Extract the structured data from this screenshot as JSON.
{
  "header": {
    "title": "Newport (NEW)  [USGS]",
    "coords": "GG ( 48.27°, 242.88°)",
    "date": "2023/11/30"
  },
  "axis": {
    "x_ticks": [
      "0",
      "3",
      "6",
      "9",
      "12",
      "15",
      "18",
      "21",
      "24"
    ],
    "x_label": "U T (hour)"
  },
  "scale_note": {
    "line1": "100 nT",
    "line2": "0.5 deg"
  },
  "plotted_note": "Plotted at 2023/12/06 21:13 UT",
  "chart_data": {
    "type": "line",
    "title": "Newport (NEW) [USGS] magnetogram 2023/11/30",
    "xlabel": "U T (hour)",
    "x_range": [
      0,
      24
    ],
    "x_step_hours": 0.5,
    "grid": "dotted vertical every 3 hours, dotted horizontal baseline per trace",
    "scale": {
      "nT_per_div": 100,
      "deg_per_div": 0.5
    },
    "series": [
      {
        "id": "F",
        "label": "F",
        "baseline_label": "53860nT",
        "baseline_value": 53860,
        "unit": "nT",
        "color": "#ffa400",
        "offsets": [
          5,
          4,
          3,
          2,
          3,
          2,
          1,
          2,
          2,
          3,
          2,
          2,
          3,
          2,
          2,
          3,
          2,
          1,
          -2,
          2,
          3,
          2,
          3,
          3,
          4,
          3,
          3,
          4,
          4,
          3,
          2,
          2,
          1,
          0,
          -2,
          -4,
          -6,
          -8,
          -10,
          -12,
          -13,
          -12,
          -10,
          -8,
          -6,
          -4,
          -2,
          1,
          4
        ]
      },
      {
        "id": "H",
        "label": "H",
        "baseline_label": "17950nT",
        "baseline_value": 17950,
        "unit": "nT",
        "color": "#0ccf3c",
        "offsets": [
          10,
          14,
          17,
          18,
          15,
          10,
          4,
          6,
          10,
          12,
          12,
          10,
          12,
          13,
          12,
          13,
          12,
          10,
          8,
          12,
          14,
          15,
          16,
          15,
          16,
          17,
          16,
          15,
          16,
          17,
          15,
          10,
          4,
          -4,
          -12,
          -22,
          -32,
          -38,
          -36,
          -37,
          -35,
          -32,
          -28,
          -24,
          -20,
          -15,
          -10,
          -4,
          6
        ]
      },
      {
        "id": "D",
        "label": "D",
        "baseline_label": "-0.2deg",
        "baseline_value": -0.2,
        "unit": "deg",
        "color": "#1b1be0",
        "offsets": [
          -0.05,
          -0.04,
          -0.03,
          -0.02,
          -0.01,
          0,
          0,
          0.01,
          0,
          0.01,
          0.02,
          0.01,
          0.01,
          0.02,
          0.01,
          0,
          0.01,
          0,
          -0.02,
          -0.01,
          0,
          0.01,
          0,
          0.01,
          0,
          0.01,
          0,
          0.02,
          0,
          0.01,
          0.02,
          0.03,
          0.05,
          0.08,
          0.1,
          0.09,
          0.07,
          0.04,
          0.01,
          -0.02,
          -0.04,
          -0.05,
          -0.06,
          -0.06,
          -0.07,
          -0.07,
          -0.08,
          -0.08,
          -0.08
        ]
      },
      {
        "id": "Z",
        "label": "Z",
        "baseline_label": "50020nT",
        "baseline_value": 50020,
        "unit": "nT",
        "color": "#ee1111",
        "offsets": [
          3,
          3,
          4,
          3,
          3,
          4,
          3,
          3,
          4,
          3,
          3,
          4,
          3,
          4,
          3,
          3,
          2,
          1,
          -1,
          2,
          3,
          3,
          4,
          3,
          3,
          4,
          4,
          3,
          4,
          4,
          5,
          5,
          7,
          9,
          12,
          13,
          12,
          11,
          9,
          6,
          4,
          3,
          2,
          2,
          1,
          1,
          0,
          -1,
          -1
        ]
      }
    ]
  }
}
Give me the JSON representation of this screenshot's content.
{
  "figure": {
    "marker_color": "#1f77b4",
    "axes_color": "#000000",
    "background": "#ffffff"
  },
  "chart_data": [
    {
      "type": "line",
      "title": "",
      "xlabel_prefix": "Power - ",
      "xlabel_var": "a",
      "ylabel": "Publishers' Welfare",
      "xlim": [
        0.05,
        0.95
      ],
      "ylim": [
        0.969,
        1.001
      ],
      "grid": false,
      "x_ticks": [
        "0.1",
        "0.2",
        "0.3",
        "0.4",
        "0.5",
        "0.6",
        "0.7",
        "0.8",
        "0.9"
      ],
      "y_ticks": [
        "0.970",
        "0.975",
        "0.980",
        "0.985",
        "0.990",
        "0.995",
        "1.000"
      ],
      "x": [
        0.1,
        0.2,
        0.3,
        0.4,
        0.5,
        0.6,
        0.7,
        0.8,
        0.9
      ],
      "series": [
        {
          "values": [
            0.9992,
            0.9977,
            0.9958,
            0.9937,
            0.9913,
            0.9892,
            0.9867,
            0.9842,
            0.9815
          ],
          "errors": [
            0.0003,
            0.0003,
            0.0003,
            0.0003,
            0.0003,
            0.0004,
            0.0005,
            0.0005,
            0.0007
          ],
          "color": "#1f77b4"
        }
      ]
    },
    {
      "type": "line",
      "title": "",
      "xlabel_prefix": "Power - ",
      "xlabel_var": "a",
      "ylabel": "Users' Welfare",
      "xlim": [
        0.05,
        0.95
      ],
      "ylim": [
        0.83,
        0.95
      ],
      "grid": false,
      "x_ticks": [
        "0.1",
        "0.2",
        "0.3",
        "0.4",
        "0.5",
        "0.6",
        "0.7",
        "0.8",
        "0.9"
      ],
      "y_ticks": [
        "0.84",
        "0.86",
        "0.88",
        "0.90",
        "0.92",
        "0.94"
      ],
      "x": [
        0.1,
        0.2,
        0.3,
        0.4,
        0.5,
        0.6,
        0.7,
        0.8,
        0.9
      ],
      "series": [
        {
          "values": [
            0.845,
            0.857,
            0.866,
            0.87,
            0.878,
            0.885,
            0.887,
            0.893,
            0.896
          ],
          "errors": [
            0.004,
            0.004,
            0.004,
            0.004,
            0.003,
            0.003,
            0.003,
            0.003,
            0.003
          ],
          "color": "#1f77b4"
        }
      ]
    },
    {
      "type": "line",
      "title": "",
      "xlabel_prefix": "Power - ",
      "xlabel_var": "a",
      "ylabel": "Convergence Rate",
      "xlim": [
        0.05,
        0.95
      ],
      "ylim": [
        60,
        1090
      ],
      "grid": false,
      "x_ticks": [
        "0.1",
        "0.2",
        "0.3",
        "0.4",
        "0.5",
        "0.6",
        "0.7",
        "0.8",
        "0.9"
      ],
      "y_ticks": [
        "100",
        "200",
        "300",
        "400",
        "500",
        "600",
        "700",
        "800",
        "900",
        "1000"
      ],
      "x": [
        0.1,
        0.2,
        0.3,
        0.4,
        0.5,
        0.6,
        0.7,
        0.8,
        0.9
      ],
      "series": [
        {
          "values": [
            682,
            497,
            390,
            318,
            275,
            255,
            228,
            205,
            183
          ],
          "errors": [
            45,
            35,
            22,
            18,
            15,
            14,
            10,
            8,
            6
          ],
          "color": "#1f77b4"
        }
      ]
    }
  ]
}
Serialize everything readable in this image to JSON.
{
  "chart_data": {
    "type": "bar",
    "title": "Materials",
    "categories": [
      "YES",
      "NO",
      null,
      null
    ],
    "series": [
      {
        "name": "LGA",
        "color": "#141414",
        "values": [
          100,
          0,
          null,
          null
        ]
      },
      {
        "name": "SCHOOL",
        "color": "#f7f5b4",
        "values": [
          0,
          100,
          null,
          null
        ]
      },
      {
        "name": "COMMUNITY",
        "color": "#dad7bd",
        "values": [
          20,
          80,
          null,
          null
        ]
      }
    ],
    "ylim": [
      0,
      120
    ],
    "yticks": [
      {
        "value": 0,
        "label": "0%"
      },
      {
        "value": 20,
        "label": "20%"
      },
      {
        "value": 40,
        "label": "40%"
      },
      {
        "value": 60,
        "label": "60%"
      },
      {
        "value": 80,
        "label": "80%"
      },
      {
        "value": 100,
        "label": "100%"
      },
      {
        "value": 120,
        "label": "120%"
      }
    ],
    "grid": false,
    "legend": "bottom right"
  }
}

· · · · ·

| INSTRUCTIONS FOR THE TASK |
Repeat only what runs from the line holding "Serialize everything readable" to the end of the data, keeping every line exactly as written, first and last included.

| COMPLETED EXERCISE |
Serialize everything readable in this image to JSON.
{
  "chart_data": {
    "type": "bar",
    "title": "Materials",
    "categories": [
      "YES",
      "NO",
      null,
      null
    ],
    "series": [
      {
        "name": "LGA",
        "color": "#141414",
        "values": [
          100,
          0,
          null,
          null
        ]
      },
      {
        "name": "SCHOOL",
        "color": "#f7f5b4",
        "values": [
          0,
          100,
          null,
          null
        ]
      },
      {
        "name": "COMMUNITY",
        "color": "#dad7bd",
        "values": [
          20,
          80,
          null,
          null
        ]
      }
    ],
    "ylim": [
      0,
      120
    ],
    "yticks": [
      {
        "value": 0,
        "label": "0%"
      },
      {
        "value": 20,
        "label": "20%"
      },
      {
        "value": 40,
        "label": "40%"
      },
      {
        "value": 60,
        "label": "60%"
      },
      {
        "value": 80,
        "label": "80%"
      },
      {
        "value": 100,
        "label": "100%"
      },
      {
        "value": 120,
        "label": "120%"
      }
    ],
    "grid": false,
    "legend": "bottom right"
  }
}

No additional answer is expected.